▶ _Supplied information_:

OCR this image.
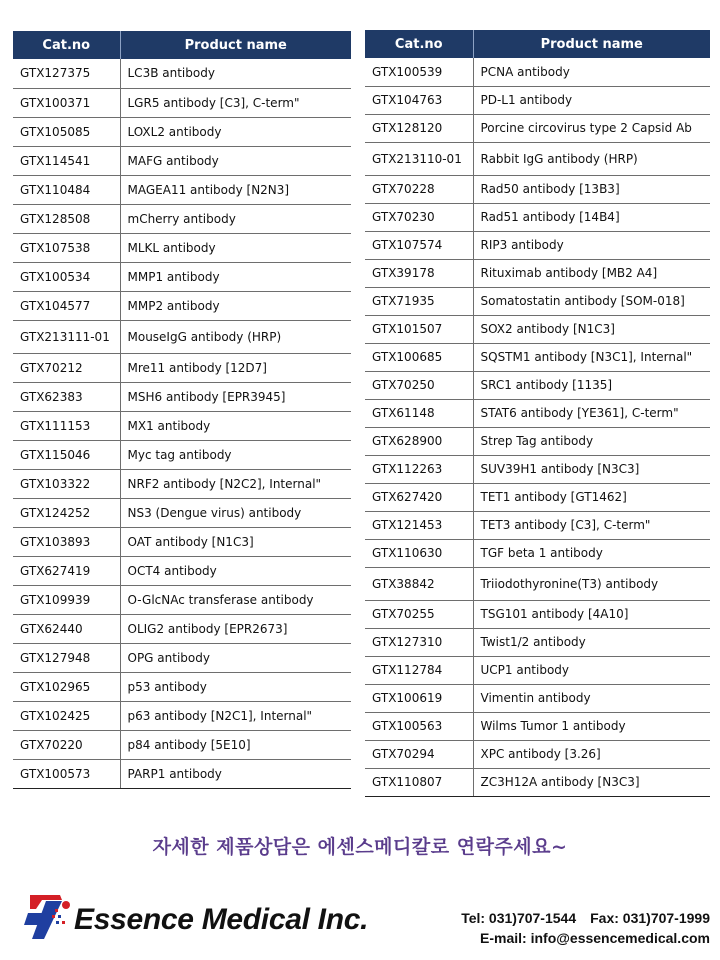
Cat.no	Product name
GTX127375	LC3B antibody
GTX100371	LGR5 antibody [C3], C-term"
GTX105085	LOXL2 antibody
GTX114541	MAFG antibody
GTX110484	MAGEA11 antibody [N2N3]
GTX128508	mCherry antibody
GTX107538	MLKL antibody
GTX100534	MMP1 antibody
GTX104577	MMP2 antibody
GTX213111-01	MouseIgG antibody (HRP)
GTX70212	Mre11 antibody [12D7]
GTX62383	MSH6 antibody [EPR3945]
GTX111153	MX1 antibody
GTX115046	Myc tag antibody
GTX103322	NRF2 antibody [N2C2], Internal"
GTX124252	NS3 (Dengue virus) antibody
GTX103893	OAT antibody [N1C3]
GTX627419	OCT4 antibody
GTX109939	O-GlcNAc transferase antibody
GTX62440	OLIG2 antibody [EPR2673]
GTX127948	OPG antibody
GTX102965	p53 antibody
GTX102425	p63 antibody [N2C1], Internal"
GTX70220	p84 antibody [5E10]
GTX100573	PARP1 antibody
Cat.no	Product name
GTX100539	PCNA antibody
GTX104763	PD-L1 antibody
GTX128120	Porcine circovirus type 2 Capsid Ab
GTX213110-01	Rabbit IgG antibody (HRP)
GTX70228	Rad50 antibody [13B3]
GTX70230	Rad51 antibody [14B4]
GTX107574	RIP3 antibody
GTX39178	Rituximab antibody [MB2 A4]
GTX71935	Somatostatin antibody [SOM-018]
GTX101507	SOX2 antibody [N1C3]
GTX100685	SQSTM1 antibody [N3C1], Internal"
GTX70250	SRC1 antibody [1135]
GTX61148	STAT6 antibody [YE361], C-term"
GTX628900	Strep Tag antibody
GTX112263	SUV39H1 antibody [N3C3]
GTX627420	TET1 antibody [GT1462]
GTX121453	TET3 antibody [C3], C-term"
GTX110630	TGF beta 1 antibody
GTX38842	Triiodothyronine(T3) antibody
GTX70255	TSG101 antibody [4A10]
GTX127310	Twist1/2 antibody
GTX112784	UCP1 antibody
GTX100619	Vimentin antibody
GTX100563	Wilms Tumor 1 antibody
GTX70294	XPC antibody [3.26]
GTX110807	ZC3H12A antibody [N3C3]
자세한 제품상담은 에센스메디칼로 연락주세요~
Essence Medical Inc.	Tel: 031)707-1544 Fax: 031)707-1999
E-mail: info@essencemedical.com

▶ _Assignment_: Only lines with the string "term" are wanted; please find each one in the listing and copy it.

▶ _Finished task_:
GTX100371	LGR5 antibody [C3], C-term"
GTX61148	STAT6 antibody [YE361], C-term"
GTX121453	TET3 antibody [C3], C-term"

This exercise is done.